● Trecho de origem
* * *
Ah, os tempos difíceis…
Como escrevi no primeiro post da série, comecei a gostar de HQ antes mesmo de aprender a ler. E em um dos posts que fiz durante a Semana Batman, falei um pouco das minhas primeiras revistas de super-herói. Eu já tinha me alfabetizado, mas como não tinha meu próprio dinheiro – nem mesmo mesada, pois as coisas eram difíceis – só lia o que pegava emprestado com algum amigo ou o que minha mãe, de vez em quando, comprava pra mim.
E eu sofria um bocado, porque no bairro onde morava as poucas pessoas que compravam quadrinhos tinham preferência máxima pelos de faroeste, principalmente Tex e Zagor. Outro titulo que fazia sucesso entre esses raros compradores de quadrinhos era A Espada Selvagem de Conan. Todos eram títulos em preto e branco e isto, por mais bobo que possa parecer nos dias de hoje, me fez demorar muito a me interessar pelos mesmos. Os únicos títulos coloridos que interessavam a galera eram os do Fantasma e do Mandrake, editados pela Rio Gráfica Editora. Em tempo: achava as histórias deles ótimas!
Os títulos de super-herói perdiam por causa de alguns fatores. Em primeiro lugar, até meados dos anos 1980, ser visto com uma dessas super-coloridas revistas era pedir para se tornar alvo de chacota por ser “infantil” (o que ainda ocorre hoje em dia, mas em escala bem menor: ser nerd agora é cult). Outro motivo era a cronologia, que era mais confusa dentro das publicações, em que não era raro encontrar títulos no mix com histórias se passando, assim como o cabaré que chamam de Novos 52, em momentos cronológicos diversos (por exemplo, Heróis da TV #78 – do fim de 1985 – tinha uma história originalmente publicada em 1976, outras duas cuja primeira publicação foi em 1977 e uma que estreou em 1983!).
* * *
● Exercícios a resolver
1 - Indique se cada afirmação concorda com o texto sobre quadrinhos, respondendo sim ou não e citando literalmente as palavras decisivas do texto.
(a) No bairro descrito, os quadrinhos de faroeste eram os preferidos de quem comprava quadrinhos.
(b) Os títulos do Fantasma e do Mandrake eram publicados em preto e branco.
(c) Heróis da TV #78 trazia uma história publicada originalmente em 1976.
2 - Responda às perguntas com base no texto sobre quadrinhos.
(a) Quais títulos de faroeste aparecem como os mais apreciados?
(b) Que editora publicava o Fantasma e o Mandrake?
(c) Até quando ser visto com uma revista de super-herói tornava alguém alvo de chacota?
3 - Prossiga com o texto sobre quadrinhos a partir do ponto em que ele termina.
O material não é necessário para realizar nenhuma das tarefas.

● Material fornecido
* * *
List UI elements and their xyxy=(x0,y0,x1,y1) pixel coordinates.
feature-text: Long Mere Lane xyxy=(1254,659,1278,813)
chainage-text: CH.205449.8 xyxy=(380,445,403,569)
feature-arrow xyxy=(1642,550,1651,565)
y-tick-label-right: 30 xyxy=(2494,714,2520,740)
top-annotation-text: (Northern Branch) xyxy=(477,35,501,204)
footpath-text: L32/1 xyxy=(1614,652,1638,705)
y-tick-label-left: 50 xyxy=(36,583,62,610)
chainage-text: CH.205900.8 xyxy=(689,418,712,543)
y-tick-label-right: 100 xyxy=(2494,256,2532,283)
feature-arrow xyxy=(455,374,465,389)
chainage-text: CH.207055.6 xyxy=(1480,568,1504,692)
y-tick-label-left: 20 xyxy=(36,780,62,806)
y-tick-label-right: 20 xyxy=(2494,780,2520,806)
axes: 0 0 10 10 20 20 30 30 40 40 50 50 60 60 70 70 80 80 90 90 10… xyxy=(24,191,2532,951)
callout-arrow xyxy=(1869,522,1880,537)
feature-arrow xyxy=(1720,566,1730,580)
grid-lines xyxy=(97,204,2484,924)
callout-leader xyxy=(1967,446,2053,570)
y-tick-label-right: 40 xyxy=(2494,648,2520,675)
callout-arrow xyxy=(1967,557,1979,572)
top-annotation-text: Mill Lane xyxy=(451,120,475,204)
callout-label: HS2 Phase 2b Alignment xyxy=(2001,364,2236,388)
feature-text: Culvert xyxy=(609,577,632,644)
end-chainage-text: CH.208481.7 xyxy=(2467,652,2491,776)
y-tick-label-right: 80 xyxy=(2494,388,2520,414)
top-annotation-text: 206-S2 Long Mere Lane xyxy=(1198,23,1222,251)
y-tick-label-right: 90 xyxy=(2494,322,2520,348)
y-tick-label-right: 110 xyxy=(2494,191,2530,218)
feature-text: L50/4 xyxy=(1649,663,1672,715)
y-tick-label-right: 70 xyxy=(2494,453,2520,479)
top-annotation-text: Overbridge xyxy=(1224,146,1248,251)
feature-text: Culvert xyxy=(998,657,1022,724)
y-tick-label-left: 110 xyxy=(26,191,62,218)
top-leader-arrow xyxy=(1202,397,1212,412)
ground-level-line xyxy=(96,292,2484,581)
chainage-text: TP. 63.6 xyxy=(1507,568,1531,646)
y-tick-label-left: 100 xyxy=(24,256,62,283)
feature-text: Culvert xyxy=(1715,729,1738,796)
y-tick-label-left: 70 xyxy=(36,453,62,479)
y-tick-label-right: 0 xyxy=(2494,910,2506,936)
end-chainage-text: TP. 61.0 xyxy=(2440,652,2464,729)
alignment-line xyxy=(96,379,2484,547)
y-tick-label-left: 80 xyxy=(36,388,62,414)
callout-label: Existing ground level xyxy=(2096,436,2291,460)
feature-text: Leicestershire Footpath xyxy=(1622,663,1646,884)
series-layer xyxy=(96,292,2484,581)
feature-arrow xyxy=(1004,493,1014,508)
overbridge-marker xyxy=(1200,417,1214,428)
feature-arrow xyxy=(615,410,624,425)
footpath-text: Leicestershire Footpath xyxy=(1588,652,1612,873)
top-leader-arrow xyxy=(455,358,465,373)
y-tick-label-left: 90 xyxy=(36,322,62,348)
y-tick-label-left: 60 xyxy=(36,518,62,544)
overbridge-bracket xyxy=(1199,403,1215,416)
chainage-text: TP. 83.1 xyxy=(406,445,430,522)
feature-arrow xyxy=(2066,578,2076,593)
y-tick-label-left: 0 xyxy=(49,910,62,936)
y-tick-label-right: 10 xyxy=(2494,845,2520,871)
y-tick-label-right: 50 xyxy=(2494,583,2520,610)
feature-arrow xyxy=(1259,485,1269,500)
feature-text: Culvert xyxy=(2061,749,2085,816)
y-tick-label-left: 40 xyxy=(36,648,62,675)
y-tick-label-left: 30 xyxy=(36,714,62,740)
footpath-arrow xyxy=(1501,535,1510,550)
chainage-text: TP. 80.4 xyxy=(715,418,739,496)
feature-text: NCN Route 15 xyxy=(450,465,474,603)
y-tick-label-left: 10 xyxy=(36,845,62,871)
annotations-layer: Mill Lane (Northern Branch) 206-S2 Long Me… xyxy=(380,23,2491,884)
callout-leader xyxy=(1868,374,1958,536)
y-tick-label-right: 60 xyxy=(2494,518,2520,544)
* * *
● Conjunto de respostas
1 -
(a) Sim: "as poucas pessoas que compravam quadrinhos tinham preferência máxima pelos de faroeste"
(b) Não: "Os únicos títulos coloridos que interessavam a galera eram os do Fantasma e do Mandrake"
(c) Sim: "tinha uma história originalmente publicada em 1976"

2 -
(a) Tex e Zagor.
(b) A Rio Gráfica Editora.
(c) Até meados dos anos 1980.

3 -
O “continua na próxima edição” também desanimava muitas pessoas, que davam preferência a histórias fechadas ou que se arrastassem por poucos números (como o Tex). A apresentação do material – o infame e, inexplicavelmente, saudoso para alguns formatinho – não era páreo para o formato álbum de A Espada Selvagem de Conan, que ainda contava com belas capas pintadas. Por fim, os títulos em preto e branco movimentavam um curioso mercado de escambo nas bancas do Centro de Fortaleza, onde se trocavam as edições lidas por outras, voltando algum dinheiro para o jornaleiro. Os super-heróis também faziam parte desse mercado, mas de maneira muito mais tímida.
Mesmo assim, algumas vezes acontecia de material da Marvel ou da DC caírem nas minhas mãos. Uma vez, um rapaz que trabalhava com meu pai chegou na minha casa com uma caixa. “Ei, você gosta de revistinha, né?”, ele falou. “Pois meu irmão também. Ele disse que eu podia te emprestar essas enquanto ele tá viajando!” Fui para o meu quarto carregando a caixa e tive um daqueles momentos inesquecíveis: havia umas cinquenta revistas dentro da caixa, a maioria de super-heróis publicadas pela Abril, misturando Marvel e DC, em numerações sem sequência (por exemplo, tinha o numero 12, 13, 15, 22…). E ali, três deles se destacaram: Superaventuras Marvel, Heróis da TV e Superamigos.
O primeiro dispensa explicações. Foi a primeira vez que vi a arte de Frank Miller. Na primeira história que li deste ícone, eu assisti Elektra morrer e o Demolidor soltar a mão do assassino e deixá-lo se espatifar no chão. O impacto daquelas imagens, com toda aquela tinta preta representando o sangue, me marcaria para sempre. Em SAM (eu adorava chamar a revista assim diante dos civis que, claro, ainda não eram chamados assim), também tinha os X-Men de Chris Claremont e John Byrne, Sonja, a Guerreira, Conan, Mestre do Kung Fu… Pessoal, melhor vocês ouvirem o Arcast! 150, que conta um pouco da história desta publicação e aí talvez possam entender – ou lembrar – o motivo pelo qual tantos nerds saudosos choram quando lembram dela.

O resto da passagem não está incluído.